Your goal: The answer must be every line from the entries below that includes "Scene".

Items from an interface collection:
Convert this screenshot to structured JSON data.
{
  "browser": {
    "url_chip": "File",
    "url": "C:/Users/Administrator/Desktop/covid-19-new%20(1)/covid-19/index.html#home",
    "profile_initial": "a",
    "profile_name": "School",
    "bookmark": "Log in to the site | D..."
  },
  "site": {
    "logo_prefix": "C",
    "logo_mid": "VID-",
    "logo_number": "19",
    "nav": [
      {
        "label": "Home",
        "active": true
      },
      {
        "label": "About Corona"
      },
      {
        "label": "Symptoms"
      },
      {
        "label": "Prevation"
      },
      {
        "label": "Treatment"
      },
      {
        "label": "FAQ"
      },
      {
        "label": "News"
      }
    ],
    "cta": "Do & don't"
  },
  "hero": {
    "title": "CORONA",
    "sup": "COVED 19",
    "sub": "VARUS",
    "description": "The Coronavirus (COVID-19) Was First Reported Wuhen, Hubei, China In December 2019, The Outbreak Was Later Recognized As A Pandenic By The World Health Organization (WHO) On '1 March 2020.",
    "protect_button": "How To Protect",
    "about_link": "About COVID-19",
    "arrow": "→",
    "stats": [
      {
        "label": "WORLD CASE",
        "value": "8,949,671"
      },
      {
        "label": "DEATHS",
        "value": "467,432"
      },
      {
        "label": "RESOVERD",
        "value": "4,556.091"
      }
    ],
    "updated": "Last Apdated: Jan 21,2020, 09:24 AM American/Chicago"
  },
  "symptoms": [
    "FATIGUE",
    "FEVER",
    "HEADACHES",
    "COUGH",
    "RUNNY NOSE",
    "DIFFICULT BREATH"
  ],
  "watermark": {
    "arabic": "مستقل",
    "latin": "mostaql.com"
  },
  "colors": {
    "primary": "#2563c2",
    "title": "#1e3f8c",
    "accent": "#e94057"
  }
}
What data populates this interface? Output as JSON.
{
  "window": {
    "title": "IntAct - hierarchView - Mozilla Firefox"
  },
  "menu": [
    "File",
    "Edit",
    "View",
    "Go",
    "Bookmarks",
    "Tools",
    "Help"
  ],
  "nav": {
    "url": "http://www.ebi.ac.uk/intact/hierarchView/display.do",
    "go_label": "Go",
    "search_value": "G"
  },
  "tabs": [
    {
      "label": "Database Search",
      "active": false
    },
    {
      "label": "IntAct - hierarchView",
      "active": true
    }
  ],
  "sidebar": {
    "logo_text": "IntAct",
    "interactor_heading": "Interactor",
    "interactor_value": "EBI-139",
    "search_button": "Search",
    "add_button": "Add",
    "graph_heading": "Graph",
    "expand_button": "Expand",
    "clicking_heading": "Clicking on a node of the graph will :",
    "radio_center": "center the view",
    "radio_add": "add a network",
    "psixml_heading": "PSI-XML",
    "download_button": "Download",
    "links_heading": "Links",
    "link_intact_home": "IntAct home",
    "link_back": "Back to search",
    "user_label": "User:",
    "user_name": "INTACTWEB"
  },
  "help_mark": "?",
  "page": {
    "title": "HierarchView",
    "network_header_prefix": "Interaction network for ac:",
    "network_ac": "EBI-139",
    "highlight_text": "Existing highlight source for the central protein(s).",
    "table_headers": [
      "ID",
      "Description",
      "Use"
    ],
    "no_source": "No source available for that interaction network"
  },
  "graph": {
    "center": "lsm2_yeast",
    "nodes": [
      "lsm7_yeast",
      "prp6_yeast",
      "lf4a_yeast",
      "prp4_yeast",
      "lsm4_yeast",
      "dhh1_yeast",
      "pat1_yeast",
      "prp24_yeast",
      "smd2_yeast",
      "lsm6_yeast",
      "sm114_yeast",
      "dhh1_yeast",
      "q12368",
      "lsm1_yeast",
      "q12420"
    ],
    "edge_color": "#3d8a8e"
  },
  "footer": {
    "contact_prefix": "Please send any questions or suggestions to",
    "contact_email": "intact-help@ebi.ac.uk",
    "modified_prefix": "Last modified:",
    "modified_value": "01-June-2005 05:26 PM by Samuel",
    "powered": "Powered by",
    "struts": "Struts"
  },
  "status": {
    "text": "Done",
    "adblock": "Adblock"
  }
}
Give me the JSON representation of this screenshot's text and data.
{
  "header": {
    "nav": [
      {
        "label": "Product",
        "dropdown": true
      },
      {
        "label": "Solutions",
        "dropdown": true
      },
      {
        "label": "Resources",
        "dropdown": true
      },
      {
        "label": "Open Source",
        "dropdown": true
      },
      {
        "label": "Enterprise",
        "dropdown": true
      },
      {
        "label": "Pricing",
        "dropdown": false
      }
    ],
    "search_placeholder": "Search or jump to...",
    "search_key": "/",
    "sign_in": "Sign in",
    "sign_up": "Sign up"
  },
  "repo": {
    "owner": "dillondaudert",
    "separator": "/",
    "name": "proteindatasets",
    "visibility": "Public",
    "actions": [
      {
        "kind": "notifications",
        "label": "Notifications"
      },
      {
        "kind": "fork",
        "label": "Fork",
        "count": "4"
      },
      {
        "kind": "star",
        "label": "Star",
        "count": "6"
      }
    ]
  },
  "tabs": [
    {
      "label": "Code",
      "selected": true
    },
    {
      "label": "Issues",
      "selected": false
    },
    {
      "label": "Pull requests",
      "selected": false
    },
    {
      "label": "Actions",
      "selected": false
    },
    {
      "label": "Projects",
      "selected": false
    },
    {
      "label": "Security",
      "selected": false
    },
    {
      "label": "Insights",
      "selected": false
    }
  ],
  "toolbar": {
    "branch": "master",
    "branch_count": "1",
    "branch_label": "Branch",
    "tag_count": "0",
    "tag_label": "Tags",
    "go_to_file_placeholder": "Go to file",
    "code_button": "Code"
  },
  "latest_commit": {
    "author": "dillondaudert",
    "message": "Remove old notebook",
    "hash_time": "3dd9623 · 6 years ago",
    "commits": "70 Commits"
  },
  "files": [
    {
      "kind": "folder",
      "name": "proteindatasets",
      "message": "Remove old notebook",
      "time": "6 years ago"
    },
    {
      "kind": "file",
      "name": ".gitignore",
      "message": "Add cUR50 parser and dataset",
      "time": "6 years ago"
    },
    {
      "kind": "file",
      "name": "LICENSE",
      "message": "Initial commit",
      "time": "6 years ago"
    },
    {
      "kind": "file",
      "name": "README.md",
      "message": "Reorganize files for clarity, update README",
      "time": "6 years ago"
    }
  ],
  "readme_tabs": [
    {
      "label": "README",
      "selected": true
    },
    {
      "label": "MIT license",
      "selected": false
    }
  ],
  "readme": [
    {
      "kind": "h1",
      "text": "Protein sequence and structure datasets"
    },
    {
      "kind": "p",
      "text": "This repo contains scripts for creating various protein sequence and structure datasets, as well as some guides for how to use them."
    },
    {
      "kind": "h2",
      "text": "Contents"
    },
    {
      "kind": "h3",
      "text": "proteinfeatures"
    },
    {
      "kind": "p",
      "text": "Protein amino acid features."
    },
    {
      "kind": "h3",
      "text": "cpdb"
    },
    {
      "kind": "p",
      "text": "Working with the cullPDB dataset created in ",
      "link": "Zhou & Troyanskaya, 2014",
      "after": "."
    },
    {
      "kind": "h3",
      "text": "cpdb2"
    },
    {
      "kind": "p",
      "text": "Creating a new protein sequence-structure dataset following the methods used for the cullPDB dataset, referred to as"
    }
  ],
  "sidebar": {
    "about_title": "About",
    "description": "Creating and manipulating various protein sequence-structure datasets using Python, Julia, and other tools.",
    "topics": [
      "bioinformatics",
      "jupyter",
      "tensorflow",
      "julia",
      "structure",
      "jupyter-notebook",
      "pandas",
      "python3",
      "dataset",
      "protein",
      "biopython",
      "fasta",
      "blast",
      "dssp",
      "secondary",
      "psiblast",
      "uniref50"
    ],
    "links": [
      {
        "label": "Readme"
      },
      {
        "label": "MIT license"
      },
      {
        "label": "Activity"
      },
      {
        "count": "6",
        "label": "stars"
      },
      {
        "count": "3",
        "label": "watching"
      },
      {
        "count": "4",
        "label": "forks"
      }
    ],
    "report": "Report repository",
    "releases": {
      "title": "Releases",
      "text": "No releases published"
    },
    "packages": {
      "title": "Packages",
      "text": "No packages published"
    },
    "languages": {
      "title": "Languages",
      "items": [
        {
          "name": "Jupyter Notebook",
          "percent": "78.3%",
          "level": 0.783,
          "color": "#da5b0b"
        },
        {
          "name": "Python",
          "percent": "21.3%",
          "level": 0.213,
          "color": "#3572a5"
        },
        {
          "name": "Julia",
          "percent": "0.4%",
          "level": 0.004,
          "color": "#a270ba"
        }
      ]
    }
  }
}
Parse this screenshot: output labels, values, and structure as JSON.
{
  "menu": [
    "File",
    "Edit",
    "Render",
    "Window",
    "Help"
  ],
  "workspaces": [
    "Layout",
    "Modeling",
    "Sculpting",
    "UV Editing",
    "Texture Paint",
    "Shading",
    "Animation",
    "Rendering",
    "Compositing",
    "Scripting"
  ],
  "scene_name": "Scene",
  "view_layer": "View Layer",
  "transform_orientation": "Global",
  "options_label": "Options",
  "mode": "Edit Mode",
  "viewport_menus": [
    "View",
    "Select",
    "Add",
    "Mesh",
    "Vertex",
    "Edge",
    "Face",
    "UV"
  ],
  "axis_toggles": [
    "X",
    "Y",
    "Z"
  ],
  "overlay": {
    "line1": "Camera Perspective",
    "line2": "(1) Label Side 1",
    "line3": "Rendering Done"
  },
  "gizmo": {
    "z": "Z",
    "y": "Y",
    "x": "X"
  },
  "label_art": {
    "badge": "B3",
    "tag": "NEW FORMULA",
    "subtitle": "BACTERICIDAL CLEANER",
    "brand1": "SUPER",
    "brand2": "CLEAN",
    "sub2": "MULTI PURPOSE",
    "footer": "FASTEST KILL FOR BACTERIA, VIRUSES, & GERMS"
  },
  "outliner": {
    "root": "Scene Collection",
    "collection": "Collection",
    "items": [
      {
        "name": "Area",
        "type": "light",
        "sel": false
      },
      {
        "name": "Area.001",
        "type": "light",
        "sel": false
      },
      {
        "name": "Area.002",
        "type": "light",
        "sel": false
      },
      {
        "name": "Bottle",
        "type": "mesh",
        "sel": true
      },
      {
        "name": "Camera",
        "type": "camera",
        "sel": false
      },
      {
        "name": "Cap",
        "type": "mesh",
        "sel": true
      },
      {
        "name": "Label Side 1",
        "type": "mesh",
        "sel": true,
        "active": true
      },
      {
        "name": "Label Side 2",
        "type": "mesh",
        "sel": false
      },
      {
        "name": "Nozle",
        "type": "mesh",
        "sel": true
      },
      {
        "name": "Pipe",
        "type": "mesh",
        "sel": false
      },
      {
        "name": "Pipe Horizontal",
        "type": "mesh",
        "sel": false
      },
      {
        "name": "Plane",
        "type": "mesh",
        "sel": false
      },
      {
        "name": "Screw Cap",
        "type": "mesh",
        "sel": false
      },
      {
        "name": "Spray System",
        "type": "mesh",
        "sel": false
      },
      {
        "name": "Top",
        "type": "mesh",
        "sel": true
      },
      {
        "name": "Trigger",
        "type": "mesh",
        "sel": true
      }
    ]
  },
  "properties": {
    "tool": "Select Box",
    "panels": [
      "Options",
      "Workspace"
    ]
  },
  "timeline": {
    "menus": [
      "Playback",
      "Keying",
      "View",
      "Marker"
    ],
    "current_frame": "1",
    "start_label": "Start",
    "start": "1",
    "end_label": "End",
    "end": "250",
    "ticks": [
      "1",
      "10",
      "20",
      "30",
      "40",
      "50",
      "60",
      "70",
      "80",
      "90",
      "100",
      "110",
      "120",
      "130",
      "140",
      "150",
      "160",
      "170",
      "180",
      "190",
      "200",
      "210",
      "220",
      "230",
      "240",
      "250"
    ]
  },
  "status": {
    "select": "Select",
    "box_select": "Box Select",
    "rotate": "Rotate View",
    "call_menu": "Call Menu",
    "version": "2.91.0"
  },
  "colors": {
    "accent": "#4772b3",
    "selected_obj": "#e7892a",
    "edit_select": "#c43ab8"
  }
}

Expected answer:
  "scene_name": "Scene",
    "root": "Scene Collection",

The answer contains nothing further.